■ Exercise objective:
Scan each line of the records for the word "Macroflor" and extract the ones that have it.

── Dataset ──

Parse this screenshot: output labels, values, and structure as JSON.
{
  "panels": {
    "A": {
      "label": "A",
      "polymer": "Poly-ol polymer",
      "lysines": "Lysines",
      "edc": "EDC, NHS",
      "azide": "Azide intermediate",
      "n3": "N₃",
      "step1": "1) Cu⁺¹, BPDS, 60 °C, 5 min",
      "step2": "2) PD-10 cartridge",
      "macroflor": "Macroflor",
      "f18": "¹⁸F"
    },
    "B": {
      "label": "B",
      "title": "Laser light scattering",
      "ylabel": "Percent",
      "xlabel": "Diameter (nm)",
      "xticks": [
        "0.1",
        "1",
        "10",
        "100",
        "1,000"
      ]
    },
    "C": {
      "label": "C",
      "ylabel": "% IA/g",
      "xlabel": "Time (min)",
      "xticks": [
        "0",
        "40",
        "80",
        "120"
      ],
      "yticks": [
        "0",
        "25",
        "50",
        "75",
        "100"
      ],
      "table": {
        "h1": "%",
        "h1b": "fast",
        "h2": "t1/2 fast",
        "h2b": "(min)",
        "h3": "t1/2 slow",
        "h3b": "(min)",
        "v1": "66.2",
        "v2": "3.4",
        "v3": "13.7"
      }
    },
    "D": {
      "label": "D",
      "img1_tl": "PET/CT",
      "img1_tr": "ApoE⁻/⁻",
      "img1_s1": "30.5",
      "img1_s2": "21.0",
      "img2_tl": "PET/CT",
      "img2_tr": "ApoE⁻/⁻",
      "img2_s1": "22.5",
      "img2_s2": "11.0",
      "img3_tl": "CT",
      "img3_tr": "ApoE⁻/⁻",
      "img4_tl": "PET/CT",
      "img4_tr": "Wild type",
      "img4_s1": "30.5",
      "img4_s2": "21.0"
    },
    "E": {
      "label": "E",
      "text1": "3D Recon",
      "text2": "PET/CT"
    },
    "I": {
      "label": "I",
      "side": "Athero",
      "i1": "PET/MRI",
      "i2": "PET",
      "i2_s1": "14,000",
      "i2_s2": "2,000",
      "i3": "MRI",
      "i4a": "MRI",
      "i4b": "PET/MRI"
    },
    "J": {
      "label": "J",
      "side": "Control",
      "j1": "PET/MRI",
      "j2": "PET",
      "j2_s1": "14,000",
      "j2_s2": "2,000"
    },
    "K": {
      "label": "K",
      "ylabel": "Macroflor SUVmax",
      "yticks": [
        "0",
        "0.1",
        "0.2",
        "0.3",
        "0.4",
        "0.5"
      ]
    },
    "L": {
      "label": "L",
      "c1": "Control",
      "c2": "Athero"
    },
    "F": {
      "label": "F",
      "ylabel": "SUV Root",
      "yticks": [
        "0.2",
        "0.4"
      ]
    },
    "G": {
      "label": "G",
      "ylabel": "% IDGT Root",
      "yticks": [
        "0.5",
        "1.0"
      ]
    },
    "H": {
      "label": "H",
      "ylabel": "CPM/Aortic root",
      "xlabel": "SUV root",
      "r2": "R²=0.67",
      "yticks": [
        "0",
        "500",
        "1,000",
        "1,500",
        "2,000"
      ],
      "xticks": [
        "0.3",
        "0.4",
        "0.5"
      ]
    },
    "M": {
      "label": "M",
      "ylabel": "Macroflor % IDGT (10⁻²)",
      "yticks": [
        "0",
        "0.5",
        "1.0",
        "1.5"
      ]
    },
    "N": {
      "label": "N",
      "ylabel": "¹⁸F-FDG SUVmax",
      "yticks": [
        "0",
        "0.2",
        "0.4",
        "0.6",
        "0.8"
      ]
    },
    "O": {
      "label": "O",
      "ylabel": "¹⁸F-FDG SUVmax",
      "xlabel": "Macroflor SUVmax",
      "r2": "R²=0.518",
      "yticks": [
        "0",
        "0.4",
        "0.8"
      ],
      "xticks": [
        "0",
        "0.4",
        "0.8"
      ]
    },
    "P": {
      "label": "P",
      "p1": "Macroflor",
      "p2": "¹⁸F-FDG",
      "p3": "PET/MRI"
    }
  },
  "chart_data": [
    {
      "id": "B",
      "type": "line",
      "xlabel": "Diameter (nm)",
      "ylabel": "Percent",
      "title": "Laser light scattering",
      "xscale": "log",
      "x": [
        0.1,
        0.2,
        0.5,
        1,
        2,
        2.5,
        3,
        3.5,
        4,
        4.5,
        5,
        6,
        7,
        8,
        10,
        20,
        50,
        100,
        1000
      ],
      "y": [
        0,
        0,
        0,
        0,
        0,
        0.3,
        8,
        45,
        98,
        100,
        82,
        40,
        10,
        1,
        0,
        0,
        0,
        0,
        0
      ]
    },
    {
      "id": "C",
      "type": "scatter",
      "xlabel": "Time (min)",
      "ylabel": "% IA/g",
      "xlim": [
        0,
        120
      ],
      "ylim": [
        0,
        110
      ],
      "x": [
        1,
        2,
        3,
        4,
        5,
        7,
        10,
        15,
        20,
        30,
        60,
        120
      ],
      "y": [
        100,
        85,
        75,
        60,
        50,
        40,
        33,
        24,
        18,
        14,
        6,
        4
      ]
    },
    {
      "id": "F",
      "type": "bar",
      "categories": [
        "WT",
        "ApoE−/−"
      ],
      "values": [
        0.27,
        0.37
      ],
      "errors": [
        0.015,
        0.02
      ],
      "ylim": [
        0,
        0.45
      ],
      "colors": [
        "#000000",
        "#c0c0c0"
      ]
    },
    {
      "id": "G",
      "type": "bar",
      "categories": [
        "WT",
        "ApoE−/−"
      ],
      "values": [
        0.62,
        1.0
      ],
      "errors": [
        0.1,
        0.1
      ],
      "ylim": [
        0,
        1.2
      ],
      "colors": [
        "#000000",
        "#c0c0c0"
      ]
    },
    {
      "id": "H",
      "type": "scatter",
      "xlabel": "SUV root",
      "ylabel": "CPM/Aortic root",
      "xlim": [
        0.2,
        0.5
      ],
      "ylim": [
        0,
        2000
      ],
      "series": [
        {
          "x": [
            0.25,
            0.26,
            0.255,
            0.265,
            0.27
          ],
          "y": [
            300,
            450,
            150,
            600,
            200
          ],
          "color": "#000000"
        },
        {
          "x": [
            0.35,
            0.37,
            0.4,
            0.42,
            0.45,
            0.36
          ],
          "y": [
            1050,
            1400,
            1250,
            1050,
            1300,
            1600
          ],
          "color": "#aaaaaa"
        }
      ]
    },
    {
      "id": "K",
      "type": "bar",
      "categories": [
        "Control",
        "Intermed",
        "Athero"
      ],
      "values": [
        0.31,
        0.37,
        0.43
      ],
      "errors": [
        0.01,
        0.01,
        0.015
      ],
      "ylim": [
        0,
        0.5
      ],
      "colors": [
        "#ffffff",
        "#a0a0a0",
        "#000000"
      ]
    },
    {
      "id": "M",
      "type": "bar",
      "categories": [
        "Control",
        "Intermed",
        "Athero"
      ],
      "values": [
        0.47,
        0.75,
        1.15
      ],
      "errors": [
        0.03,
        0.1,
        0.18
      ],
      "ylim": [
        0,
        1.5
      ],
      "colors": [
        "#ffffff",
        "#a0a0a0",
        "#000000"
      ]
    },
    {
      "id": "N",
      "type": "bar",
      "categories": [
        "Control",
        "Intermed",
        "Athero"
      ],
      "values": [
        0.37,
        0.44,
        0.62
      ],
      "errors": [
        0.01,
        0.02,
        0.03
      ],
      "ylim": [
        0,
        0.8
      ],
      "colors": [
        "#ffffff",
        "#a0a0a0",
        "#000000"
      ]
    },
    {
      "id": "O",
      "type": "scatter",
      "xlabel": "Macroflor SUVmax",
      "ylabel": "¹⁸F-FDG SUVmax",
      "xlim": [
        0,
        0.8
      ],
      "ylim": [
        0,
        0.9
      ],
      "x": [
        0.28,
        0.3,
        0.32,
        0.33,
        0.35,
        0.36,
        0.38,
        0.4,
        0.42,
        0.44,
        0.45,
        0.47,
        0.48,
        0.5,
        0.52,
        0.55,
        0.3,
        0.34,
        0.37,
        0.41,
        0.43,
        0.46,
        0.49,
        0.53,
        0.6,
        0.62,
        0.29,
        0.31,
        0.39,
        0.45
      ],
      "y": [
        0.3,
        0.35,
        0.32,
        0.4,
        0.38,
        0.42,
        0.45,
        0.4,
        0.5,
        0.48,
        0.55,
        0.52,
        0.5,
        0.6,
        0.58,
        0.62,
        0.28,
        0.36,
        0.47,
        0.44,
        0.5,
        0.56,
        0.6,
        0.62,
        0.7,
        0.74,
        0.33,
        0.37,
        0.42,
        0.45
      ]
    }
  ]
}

───

■ Task response:
      "macroflor": "Macroflor",
      "ylabel": "Macroflor SUVmax",
      "ylabel": "Macroflor % IDGT (10⁻²)",
      "xlabel": "Macroflor SUVmax",
      "p1": "Macroflor",
      "xlabel": "Macroflor SUVmax",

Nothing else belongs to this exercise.